## START GIVEN INFORMATION

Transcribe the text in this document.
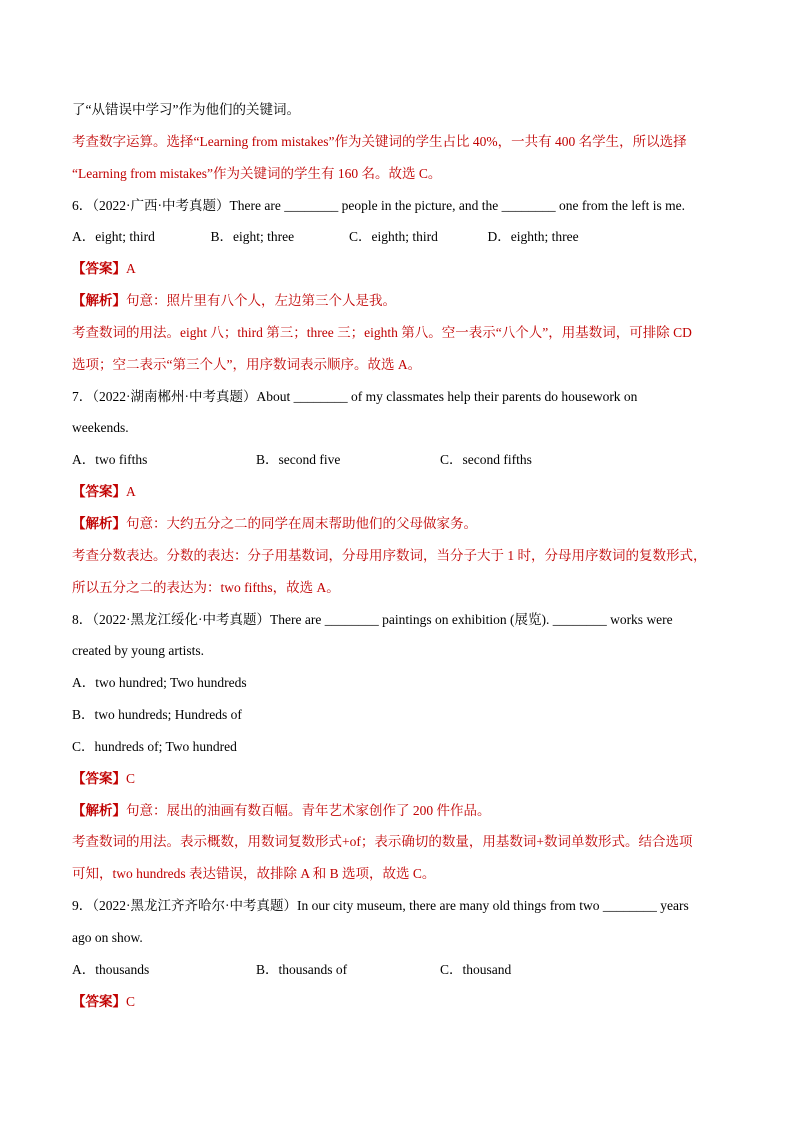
了“从错误中学习”作为他们的关键词。
考查数字运算。选择“Learning from mistakes”作为关键词的学生占比 40%，一共有 400 名学生，所以选择
“Learning from mistakes”作为关键词的学生有 160 名。故选 C。
6．（2022·广西·中考真题）There are ________ people in the picture, and the ________ one from the left is me.
A．eight; third	B．eight; three	C．eighth; third	D．eighth; three
【答案】A
【解析】句意：照片里有八个人，左边第三个人是我。
考查数词的用法。eight 八；third 第三；three 三；eighth 第八。空一表示“八个人”，用基数词，可排除 CD
选项；空二表示“第三个人”，用序数词表示顺序。故选 A。
7．（2022·湖南郴州·中考真题）About ________ of my classmates help their parents do housework on
weekends.
A．two fifths	B．second five	C．second fifths
【答案】A
【解析】句意：大约五分之二的同学在周末帮助他们的父母做家务。
考查分数表达。分数的表达：分子用基数词，分母用序数词，当分子大于 1 时，分母用序数词的复数形式，
所以五分之二的表达为：two fifths，故选 A。
8．（2022·黑龙江绥化·中考真题）There are ________ paintings on exhibition (展览). ________ works were
created by young artists.
A．two hundred; Two hundreds
B．two hundreds; Hundreds of
C．hundreds of; Two hundred
【答案】C
【解析】句意：展出的油画有数百幅。青年艺术家创作了 200 件作品。
考查数词的用法。表示概数，用数词复数形式+of；表示确切的数量，用基数词+数词单数形式。结合选项
可知，two hundreds 表达错误，故排除 A 和 B 选项，故选 C。
9．（2022·黑龙江齐齐哈尔·中考真题）In our city museum, there are many old things from two ________ years
ago on show.
A．thousands	B．thousands of	C．thousand
【答案】C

## END GIVEN INFORMATION

[WHAT THE EXERCISE ASKS] Reproduce all the records verbatim, excluding images.

[RESULT OF THIS EXERCISE]
Transcribe the text in this document.
了“从错误中学习”作为他们的关键词。
考查数字运算。选择“Learning from mistakes”作为关键词的学生占比 40%，一共有 400 名学生，所以选择
“Learning from mistakes”作为关键词的学生有 160 名。故选 C。
6．（2022·广西·中考真题）There are ________ people in the picture, and the ________ one from the left is me.
A．eight; third	B．eight; three	C．eighth; third	D．eighth; three
【答案】A
【解析】句意：照片里有八个人，左边第三个人是我。
考查数词的用法。eight 八；third 第三；three 三；eighth 第八。空一表示“八个人”，用基数词，可排除 CD
选项；空二表示“第三个人”，用序数词表示顺序。故选 A。
7．（2022·湖南郴州·中考真题）About ________ of my classmates help their parents do housework on
weekends.
A．two fifths	B．second five	C．second fifths
【答案】A
【解析】句意：大约五分之二的同学在周末帮助他们的父母做家务。
考查分数表达。分数的表达：分子用基数词，分母用序数词，当分子大于 1 时，分母用序数词的复数形式，
所以五分之二的表达为：two fifths，故选 A。
8．（2022·黑龙江绥化·中考真题）There are ________ paintings on exhibition (展览). ________ works were
created by young artists.
A．two hundred; Two hundreds
B．two hundreds; Hundreds of
C．hundreds of; Two hundred
【答案】C
【解析】句意：展出的油画有数百幅。青年艺术家创作了 200 件作品。
考查数词的用法。表示概数，用数词复数形式+of；表示确切的数量，用基数词+数词单数形式。结合选项
可知，two hundreds 表达错误，故排除 A 和 B 选项，故选 C。
9．（2022·黑龙江齐齐哈尔·中考真题）In our city museum, there are many old things from two ________ years
ago on show.
A．thousands	B．thousands of	C．thousand
【答案】C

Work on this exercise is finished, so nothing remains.